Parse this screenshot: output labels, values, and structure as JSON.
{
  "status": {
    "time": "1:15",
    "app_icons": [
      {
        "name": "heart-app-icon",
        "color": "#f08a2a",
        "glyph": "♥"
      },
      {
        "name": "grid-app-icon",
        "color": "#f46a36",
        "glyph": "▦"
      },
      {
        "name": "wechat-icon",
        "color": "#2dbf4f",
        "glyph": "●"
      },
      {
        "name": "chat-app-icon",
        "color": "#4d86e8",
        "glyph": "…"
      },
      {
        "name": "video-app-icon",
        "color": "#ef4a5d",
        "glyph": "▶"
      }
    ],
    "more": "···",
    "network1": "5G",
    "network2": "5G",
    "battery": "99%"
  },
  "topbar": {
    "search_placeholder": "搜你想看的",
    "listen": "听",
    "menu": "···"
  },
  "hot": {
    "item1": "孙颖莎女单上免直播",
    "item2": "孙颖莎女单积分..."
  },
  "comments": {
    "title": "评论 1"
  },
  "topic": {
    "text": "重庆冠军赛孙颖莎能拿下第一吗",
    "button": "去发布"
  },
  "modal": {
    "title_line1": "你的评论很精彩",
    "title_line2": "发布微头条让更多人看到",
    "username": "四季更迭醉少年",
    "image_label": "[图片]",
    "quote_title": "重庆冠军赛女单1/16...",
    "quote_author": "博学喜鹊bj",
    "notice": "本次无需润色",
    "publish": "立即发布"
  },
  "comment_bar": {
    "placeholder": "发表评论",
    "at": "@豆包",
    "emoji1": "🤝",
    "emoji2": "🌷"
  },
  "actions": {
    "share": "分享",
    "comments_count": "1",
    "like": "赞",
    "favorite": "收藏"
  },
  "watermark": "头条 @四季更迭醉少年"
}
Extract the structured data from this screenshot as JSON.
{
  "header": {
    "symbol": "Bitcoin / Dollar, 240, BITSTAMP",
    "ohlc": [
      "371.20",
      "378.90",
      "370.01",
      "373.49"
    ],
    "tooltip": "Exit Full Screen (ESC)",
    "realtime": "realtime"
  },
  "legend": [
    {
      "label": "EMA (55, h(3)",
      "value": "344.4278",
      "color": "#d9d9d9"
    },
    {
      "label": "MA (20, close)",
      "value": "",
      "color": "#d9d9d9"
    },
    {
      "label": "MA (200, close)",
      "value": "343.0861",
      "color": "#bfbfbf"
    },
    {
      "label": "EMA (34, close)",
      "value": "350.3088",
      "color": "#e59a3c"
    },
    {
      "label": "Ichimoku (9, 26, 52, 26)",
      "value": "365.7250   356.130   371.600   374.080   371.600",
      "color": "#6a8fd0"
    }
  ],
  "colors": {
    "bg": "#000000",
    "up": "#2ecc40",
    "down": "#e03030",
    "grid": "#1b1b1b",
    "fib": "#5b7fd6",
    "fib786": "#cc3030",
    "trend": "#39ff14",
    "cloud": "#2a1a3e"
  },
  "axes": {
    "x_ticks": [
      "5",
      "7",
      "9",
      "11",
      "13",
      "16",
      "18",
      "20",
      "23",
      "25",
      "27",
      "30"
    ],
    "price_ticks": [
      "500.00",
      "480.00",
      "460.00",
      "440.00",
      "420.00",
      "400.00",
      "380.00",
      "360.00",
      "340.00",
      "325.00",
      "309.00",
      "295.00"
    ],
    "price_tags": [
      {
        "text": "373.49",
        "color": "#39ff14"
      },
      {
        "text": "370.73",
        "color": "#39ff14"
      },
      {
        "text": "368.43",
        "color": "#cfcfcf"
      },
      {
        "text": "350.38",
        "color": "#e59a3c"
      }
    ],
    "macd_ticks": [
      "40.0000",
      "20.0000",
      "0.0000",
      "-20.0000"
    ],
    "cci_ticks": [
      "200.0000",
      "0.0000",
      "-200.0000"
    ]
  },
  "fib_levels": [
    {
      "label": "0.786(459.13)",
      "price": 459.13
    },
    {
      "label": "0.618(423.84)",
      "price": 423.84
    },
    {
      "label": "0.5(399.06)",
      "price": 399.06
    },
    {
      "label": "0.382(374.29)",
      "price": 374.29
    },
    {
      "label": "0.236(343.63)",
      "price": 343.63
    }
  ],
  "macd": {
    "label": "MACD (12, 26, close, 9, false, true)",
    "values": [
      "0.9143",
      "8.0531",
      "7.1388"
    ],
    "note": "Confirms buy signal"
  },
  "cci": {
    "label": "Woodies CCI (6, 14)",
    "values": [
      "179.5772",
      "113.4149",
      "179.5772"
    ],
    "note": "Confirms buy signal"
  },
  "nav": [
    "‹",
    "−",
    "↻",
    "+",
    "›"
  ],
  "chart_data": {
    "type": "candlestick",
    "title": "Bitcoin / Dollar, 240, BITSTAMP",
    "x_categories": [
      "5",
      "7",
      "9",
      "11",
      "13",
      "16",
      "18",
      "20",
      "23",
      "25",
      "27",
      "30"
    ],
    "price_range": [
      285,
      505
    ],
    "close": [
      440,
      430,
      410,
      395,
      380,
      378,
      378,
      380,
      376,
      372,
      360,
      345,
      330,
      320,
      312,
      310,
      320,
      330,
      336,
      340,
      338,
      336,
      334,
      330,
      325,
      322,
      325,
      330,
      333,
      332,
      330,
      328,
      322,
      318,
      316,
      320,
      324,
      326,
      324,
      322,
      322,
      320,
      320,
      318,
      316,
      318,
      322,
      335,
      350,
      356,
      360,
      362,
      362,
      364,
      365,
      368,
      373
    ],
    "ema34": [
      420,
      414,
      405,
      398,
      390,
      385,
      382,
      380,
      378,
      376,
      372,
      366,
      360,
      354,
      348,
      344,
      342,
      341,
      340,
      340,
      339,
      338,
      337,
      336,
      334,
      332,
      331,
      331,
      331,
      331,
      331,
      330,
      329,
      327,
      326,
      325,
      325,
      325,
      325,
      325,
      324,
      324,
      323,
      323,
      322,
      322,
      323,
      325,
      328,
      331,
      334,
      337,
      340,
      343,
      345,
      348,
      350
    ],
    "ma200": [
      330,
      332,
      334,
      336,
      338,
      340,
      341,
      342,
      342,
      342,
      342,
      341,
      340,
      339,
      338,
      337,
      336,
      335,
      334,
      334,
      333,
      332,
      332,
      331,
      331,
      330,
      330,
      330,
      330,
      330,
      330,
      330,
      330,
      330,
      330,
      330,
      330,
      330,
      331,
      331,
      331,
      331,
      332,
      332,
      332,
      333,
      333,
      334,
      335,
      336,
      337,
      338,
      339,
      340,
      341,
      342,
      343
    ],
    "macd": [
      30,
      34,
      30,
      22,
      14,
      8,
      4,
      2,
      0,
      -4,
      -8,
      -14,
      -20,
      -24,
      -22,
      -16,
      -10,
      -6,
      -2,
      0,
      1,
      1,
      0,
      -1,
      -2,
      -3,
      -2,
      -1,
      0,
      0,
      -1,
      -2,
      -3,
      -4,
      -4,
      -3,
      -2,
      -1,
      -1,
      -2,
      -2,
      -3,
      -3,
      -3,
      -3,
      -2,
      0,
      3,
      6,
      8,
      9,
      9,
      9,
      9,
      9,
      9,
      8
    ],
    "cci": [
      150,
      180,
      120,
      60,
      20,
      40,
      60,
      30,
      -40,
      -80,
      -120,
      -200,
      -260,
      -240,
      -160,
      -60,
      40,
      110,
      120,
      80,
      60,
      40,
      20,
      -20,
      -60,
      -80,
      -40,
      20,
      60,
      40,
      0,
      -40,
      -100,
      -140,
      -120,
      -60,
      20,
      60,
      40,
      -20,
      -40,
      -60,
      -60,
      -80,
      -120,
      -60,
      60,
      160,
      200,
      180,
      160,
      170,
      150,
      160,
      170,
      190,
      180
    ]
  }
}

══════════════════════════════

TASK:
Please reproduce each record precisely as written.

TASK RESULT:
Parse this screenshot: output labels, values, and structure as JSON.
{
  "status": {
    "time": "1:15",
    "app_icons": [
      {
        "name": "heart-app-icon",
        "color": "#f08a2a",
        "glyph": "♥"
      },
      {
        "name": "grid-app-icon",
        "color": "#f46a36",
        "glyph": "▦"
      },
      {
        "name": "wechat-icon",
        "color": "#2dbf4f",
        "glyph": "●"
      },
      {
        "name": "chat-app-icon",
        "color": "#4d86e8",
        "glyph": "…"
      },
      {
        "name": "video-app-icon",
        "color": "#ef4a5d",
        "glyph": "▶"
      }
    ],
    "more": "···",
    "network1": "5G",
    "network2": "5G",
    "battery": "99%"
  },
  "topbar": {
    "search_placeholder": "搜你想看的",
    "listen": "听",
    "menu": "···"
  },
  "hot": {
    "item1": "孙颖莎女单上免直播",
    "item2": "孙颖莎女单积分..."
  },
  "comments": {
    "title": "评论 1"
  },
  "topic": {
    "text": "重庆冠军赛孙颖莎能拿下第一吗",
    "button": "去发布"
  },
  "modal": {
    "title_line1": "你的评论很精彩",
    "title_line2": "发布微头条让更多人看到",
    "username": "四季更迭醉少年",
    "image_label": "[图片]",
    "quote_title": "重庆冠军赛女单1/16...",
    "quote_author": "博学喜鹊bj",
    "notice": "本次无需润色",
    "publish": "立即发布"
  },
  "comment_bar": {
    "placeholder": "发表评论",
    "at": "@豆包",
    "emoji1": "🤝",
    "emoji2": "🌷"
  },
  "actions": {
    "share": "分享",
    "comments_count": "1",
    "like": "赞",
    "favorite": "收藏"
  },
  "watermark": "头条 @四季更迭醉少年"
}
Extract the structured data from this screenshot as JSON.
{
  "header": {
    "symbol": "Bitcoin / Dollar, 240, BITSTAMP",
    "ohlc": [
      "371.20",
      "378.90",
      "370.01",
      "373.49"
    ],
    "tooltip": "Exit Full Screen (ESC)",
    "realtime": "realtime"
  },
  "legend": [
    {
      "label": "EMA (55, h(3)",
      "value": "344.4278",
      "color": "#d9d9d9"
    },
    {
      "label": "MA (20, close)",
      "value": "",
      "color": "#d9d9d9"
    },
    {
      "label": "MA (200, close)",
      "value": "343.0861",
      "color": "#bfbfbf"
    },
    {
      "label": "EMA (34, close)",
      "value": "350.3088",
      "color": "#e59a3c"
    },
    {
      "label": "Ichimoku (9, 26, 52, 26)",
      "value": "365.7250   356.130   371.600   374.080   371.600",
      "color": "#6a8fd0"
    }
  ],
  "colors": {
    "bg": "#000000",
    "up": "#2ecc40",
    "down": "#e03030",
    "grid": "#1b1b1b",
    "fib": "#5b7fd6",
    "fib786": "#cc3030",
    "trend": "#39ff14",
    "cloud": "#2a1a3e"
  },
  "axes": {
    "x_ticks": [
      "5",
      "7",
      "9",
      "11",
      "13",
      "16",
      "18",
      "20",
      "23",
      "25",
      "27",
      "30"
    ],
    "price_ticks": [
      "500.00",
      "480.00",
      "460.00",
      "440.00",
      "420.00",
      "400.00",
      "380.00",
      "360.00",
      "340.00",
      "325.00",
      "309.00",
      "295.00"
    ],
    "price_tags": [
      {
        "text": "373.49",
        "color": "#39ff14"
      },
      {
        "text": "370.73",
        "color": "#39ff14"
      },
      {
        "text": "368.43",
        "color": "#cfcfcf"
      },
      {
        "text": "350.38",
        "color": "#e59a3c"
      }
    ],
    "macd_ticks": [
      "40.0000",
      "20.0000",
      "0.0000",
      "-20.0000"
    ],
    "cci_ticks": [
      "200.0000",
      "0.0000",
      "-200.0000"
    ]
  },
  "fib_levels": [
    {
      "label": "0.786(459.13)",
      "price": 459.13
    },
    {
      "label": "0.618(423.84)",
      "price": 423.84
    },
    {
      "label": "0.5(399.06)",
      "price": 399.06
    },
    {
      "label": "0.382(374.29)",
      "price": 374.29
    },
    {
      "label": "0.236(343.63)",
      "price": 343.63
    }
  ],
  "macd": {
    "label": "MACD (12, 26, close, 9, false, true)",
    "values": [
      "0.9143",
      "8.0531",
      "7.1388"
    ],
    "note": "Confirms buy signal"
  },
  "cci": {
    "label": "Woodies CCI (6, 14)",
    "values": [
      "179.5772",
      "113.4149",
      "179.5772"
    ],
    "note": "Confirms buy signal"
  },
  "nav": [
    "‹",
    "−",
    "↻",
    "+",
    "›"
  ],
  "chart_data": {
    "type": "candlestick",
    "title": "Bitcoin / Dollar, 240, BITSTAMP",
    "x_categories": [
      "5",
      "7",
      "9",
      "11",
      "13",
      "16",
      "18",
      "20",
      "23",
      "25",
      "27",
      "30"
    ],
    "price_range": [
      285,
      505
    ],
    "close": [
      440,
      430,
      410,
      395,
      380,
      378,
      378,
      380,
      376,
      372,
      360,
      345,
      330,
      320,
      312,
      310,
      320,
      330,
      336,
      340,
      338,
      336,
      334,
      330,
      325,
      322,
      325,
      330,
      333,
      332,
      330,
      328,
      322,
      318,
      316,
      320,
      324,
      326,
      324,
      322,
      322,
      320,
      320,
      318,
      316,
      318,
      322,
      335,
      350,
      356,
      360,
      362,
      362,
      364,
      365,
      368,
      373
    ],
    "ema34": [
      420,
      414,
      405,
      398,
      390,
      385,
      382,
      380,
      378,
      376,
      372,
      366,
      360,
      354,
      348,
      344,
      342,
      341,
      340,
      340,
      339,
      338,
      337,
      336,
      334,
      332,
      331,
      331,
      331,
      331,
      331,
      330,
      329,
      327,
      326,
      325,
      325,
      325,
      325,
      325,
      324,
      324,
      323,
      323,
      322,
      322,
      323,
      325,
      328,
      331,
      334,
      337,
      340,
      343,
      345,
      348,
      350
    ],
    "ma200": [
      330,
      332,
      334,
      336,
      338,
      340,
      341,
      342,
      342,
      342,
      342,
      341,
      340,
      339,
      338,
      337,
      336,
      335,
      334,
      334,
      333,
      332,
      332,
      331,
      331,
      330,
      330,
      330,
      330,
      330,
      330,
      330,
      330,
      330,
      330,
      330,
      330,
      330,
      331,
      331,
      331,
      331,
      332,
      332,
      332,
      333,
      333,
      334,
      335,
      336,
      337,
      338,
      339,
      340,
      341,
      342,
      343
    ],
    "macd": [
      30,
      34,
      30,
      22,
      14,
      8,
      4,
      2,
      0,
      -4,
      -8,
      -14,
      -20,
      -24,
      -22,
      -16,
      -10,
      -6,
      -2,
      0,
      1,
      1,
      0,
      -1,
      -2,
      -3,
      -2,
      -1,
      0,
      0,
      -1,
      -2,
      -3,
      -4,
      -4,
      -3,
      -2,
      -1,
      -1,
      -2,
      -2,
      -3,
      -3,
      -3,
      -3,
      -2,
      0,
      3,
      6,
      8,
      9,
      9,
      9,
      9,
      9,
      9,
      8
    ],
    "cci": [
      150,
      180,
      120,
      60,
      20,
      40,
      60,
      30,
      -40,
      -80,
      -120,
      -200,
      -260,
      -240,
      -160,
      -60,
      40,
      110,
      120,
      80,
      60,
      40,
      20,
      -20,
      -60,
      -80,
      -40,
      20,
      60,
      40,
      0,
      -40,
      -100,
      -140,
      -120,
      -60,
      20,
      60,
      40,
      -20,
      -40,
      -60,
      -60,
      -80,
      -120,
      -60,
      60,
      160,
      200,
      180,
      160,
      170,
      150,
      160,
      170,
      190,
      180
    ]
  }
}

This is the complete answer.